Aim of the exercise:
Find every line of the listing below where "aggiunto" appears, and copy it.

The records:
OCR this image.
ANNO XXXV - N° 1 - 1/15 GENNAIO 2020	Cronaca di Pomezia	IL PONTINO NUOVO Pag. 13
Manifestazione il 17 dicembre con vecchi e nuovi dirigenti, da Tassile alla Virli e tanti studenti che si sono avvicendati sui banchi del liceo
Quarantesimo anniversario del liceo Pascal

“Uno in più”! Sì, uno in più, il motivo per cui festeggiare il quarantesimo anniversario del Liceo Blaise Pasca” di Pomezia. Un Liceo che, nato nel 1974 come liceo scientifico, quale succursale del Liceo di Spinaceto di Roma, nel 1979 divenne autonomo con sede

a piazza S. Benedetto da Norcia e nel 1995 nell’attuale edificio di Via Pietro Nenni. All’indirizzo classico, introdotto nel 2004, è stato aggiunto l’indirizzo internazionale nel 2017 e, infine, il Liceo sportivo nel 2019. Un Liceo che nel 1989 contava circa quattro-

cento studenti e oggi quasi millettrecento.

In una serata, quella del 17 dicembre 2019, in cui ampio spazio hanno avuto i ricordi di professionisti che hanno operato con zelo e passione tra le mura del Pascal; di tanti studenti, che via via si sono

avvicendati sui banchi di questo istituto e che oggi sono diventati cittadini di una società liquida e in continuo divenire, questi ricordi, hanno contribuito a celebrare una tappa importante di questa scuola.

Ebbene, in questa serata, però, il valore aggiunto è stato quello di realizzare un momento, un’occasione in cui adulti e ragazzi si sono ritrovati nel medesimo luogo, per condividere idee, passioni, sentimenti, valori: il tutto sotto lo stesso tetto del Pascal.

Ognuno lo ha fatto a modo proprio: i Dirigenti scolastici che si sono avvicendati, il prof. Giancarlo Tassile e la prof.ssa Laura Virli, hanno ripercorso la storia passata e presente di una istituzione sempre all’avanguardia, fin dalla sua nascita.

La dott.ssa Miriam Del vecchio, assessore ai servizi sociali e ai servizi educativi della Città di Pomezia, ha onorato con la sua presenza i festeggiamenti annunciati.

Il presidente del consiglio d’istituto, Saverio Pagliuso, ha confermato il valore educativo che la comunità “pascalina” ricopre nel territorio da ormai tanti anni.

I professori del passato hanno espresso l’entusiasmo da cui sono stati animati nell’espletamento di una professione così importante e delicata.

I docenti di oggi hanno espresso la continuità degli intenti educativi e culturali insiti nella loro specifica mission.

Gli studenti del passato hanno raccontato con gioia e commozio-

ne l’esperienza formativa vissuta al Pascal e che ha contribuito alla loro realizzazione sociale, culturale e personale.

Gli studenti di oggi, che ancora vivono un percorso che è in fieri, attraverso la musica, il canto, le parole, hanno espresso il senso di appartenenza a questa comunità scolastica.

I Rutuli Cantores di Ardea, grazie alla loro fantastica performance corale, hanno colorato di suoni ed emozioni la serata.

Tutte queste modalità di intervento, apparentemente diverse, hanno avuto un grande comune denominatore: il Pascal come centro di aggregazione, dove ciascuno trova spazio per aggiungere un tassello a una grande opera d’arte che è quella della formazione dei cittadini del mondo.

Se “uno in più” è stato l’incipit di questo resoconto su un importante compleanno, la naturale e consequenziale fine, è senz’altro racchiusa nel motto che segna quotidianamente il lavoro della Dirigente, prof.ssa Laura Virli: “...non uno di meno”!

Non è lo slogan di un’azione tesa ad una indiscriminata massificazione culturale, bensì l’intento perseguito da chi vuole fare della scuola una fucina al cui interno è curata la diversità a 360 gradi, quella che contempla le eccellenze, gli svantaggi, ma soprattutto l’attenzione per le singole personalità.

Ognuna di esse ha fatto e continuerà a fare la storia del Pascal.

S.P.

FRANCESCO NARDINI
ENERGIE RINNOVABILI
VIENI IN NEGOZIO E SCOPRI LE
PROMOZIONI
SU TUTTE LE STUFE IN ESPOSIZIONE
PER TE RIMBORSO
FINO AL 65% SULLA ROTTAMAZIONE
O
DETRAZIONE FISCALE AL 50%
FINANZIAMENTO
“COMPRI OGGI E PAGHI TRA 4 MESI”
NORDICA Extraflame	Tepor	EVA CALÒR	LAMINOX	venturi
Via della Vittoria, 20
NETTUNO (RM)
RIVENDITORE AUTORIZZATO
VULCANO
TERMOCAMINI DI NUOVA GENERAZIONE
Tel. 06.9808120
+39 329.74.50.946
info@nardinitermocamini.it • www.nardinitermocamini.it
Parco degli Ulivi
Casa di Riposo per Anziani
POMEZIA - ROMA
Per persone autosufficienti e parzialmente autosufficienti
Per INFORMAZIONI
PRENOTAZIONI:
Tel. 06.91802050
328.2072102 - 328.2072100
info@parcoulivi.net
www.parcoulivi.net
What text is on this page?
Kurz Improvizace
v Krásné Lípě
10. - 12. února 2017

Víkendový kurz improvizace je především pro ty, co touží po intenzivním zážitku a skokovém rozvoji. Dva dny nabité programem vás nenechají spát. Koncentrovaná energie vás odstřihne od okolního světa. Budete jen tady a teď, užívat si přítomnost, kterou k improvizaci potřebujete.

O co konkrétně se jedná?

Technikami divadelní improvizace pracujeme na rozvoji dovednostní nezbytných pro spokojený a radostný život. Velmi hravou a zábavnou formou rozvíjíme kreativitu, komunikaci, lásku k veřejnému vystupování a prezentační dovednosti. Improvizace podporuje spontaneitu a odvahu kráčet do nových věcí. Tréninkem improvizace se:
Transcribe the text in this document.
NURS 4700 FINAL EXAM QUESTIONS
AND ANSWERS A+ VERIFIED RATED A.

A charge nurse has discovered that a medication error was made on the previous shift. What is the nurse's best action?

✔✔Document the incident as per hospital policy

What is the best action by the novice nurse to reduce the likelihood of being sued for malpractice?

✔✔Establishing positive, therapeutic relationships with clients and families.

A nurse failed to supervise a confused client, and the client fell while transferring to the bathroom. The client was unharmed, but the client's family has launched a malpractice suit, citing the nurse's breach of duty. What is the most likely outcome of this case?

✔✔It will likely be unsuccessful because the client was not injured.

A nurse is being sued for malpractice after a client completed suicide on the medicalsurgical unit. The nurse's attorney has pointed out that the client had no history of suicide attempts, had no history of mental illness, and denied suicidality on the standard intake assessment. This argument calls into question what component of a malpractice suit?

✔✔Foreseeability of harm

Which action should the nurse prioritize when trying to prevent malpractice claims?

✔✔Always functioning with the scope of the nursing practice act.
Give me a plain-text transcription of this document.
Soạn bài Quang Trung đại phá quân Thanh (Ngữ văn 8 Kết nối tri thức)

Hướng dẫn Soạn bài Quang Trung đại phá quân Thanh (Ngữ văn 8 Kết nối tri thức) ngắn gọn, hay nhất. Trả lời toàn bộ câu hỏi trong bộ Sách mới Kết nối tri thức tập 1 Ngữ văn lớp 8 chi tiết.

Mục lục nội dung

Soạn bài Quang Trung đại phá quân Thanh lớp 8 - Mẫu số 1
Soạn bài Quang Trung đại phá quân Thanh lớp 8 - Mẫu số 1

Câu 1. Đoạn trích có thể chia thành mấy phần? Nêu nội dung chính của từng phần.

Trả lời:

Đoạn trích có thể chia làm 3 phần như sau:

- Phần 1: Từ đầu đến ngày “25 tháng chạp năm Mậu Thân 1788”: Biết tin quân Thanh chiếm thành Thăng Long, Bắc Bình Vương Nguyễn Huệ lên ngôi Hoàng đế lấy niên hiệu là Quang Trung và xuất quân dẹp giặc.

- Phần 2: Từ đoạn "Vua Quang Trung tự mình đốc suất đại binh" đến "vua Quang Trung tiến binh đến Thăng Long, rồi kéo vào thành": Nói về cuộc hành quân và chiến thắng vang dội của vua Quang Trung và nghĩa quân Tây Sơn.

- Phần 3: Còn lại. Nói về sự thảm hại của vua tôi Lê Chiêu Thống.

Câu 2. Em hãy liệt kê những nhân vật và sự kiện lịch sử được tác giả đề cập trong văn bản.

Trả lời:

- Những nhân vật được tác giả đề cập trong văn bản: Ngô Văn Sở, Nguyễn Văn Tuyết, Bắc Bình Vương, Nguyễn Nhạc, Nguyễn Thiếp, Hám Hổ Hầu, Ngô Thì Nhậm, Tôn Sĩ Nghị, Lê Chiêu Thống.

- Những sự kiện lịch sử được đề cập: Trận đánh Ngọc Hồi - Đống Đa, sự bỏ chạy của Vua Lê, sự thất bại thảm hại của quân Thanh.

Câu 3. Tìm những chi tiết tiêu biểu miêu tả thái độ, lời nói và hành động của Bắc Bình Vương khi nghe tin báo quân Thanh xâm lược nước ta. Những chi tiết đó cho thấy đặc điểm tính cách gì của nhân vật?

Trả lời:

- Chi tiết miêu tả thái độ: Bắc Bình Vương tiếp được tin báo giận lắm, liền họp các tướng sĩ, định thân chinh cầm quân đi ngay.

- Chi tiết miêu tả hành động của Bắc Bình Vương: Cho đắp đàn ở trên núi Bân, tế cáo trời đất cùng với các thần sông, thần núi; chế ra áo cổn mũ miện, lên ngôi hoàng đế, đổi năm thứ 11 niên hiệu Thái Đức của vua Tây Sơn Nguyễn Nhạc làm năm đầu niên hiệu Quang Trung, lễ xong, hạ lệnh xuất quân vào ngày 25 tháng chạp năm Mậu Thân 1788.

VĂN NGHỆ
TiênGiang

In response:
a piazza S. Benedetto da Norcia e nel 1995 nell’attuale edificio di Via Pietro Nenni. All’indirizzo classico, introdotto nel 2004, è stato aggiunto l’indirizzo internazionale nel 2017 e, infine, il Liceo sportivo nel 2019. Un Liceo che nel 1989 contava circa quattro-
Ebbene, in questa serata, però, il valore aggiunto è stato quello di realizzare un momento, un’occasione in cui adulti e ragazzi si sono ritrovati nel medesimo luogo, per condividere idee, passioni, sentimenti, valori: il tutto sotto lo stesso tetto del Pascal.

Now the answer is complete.